Identify every line containing the word "Договір" and reproduce each one.

━━ Given entries

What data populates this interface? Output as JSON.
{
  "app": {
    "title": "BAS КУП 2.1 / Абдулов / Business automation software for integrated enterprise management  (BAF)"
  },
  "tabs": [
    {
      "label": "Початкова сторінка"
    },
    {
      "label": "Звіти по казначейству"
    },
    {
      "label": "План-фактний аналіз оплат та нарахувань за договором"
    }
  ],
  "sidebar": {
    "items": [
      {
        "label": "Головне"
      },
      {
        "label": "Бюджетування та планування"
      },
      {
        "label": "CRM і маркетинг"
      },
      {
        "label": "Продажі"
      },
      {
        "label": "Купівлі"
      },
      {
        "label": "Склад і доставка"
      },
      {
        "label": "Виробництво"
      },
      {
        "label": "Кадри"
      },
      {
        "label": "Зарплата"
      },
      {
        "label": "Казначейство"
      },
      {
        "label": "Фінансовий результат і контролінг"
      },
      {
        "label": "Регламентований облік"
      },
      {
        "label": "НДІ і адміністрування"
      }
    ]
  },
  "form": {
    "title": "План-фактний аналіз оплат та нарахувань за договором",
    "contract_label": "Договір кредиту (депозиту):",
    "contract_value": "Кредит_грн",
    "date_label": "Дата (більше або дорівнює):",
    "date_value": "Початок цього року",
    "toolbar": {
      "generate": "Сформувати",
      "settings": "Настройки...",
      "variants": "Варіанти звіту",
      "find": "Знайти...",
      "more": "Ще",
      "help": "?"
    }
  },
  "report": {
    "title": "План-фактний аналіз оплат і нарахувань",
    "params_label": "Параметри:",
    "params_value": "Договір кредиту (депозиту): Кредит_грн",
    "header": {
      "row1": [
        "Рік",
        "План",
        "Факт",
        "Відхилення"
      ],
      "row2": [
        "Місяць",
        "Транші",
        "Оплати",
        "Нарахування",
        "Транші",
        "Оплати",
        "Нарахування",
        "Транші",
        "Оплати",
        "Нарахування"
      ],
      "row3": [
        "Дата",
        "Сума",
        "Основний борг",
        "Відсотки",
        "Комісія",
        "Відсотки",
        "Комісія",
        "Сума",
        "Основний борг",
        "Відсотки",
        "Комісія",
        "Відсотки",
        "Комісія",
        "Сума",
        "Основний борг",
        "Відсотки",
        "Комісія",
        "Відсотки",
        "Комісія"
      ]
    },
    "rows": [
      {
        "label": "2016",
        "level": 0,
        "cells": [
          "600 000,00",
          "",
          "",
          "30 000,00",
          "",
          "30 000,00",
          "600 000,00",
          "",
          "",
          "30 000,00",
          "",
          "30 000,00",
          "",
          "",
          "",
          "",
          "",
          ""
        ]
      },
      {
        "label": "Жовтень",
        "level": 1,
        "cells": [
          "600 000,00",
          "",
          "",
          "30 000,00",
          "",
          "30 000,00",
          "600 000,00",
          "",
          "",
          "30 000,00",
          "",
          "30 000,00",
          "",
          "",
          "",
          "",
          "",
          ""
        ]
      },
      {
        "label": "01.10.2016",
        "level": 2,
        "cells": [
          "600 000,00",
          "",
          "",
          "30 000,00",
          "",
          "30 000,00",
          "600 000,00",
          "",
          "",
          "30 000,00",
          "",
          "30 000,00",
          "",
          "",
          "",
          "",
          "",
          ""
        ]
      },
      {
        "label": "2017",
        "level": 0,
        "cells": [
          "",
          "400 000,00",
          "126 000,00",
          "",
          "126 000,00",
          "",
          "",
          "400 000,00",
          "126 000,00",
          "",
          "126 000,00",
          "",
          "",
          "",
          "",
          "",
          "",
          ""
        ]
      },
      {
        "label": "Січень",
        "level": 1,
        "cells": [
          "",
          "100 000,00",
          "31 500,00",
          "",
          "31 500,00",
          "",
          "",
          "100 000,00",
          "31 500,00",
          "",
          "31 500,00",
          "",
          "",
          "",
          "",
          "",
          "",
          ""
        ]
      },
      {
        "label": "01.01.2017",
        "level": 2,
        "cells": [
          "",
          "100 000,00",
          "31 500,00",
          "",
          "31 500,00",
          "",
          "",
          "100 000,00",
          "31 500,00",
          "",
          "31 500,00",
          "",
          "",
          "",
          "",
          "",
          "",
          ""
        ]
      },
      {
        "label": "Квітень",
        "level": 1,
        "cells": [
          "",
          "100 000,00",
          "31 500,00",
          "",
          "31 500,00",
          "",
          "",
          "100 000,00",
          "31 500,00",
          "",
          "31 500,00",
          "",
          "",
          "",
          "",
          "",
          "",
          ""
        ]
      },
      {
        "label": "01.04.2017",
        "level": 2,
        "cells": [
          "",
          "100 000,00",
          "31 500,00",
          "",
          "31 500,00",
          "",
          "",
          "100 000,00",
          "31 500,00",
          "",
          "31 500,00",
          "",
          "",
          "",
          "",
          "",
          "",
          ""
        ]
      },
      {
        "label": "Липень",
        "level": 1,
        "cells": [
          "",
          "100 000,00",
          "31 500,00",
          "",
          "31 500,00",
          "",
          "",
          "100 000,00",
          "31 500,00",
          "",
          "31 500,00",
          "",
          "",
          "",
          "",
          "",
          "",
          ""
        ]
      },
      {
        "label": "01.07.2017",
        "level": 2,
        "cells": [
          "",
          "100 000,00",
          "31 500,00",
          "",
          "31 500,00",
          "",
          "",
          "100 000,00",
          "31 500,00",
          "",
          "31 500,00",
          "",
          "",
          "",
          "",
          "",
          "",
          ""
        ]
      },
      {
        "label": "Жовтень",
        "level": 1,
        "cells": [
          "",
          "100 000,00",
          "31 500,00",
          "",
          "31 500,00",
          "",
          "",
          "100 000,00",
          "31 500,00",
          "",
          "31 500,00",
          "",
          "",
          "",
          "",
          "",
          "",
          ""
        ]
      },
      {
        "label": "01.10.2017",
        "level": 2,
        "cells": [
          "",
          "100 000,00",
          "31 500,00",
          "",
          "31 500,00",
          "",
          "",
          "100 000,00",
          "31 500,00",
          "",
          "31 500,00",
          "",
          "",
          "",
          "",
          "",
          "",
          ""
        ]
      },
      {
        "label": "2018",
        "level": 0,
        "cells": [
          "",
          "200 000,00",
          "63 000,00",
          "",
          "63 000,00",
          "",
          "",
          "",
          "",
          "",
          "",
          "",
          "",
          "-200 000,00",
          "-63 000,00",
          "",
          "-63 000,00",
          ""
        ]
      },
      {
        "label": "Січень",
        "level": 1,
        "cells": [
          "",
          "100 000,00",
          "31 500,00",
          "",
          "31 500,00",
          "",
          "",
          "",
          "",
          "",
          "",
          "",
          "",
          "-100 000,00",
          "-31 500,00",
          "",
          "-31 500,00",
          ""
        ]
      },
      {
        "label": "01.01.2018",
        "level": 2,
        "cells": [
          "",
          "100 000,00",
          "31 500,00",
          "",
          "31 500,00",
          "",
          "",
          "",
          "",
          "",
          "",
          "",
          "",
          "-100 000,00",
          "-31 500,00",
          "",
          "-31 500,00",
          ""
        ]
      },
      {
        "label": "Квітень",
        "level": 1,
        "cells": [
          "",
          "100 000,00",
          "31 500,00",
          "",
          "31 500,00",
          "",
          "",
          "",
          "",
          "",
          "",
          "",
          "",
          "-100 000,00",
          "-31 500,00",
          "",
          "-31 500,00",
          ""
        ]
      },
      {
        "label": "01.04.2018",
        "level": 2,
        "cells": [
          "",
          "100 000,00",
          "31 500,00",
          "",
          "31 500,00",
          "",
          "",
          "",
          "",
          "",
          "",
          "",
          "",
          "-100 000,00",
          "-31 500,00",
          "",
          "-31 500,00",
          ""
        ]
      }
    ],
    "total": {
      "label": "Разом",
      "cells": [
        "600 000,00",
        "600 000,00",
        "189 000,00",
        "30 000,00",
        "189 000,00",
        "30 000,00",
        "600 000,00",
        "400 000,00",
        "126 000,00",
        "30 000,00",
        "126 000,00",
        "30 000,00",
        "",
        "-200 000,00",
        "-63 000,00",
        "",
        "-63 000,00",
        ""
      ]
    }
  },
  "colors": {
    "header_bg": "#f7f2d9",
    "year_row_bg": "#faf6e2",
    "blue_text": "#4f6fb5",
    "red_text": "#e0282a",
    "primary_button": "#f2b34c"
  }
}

━━━━

* [Task response]
    "contract_label": "Договір кредиту (депозиту):",
    "params_value": "Договір кредиту (депозиту): Кредит_грн",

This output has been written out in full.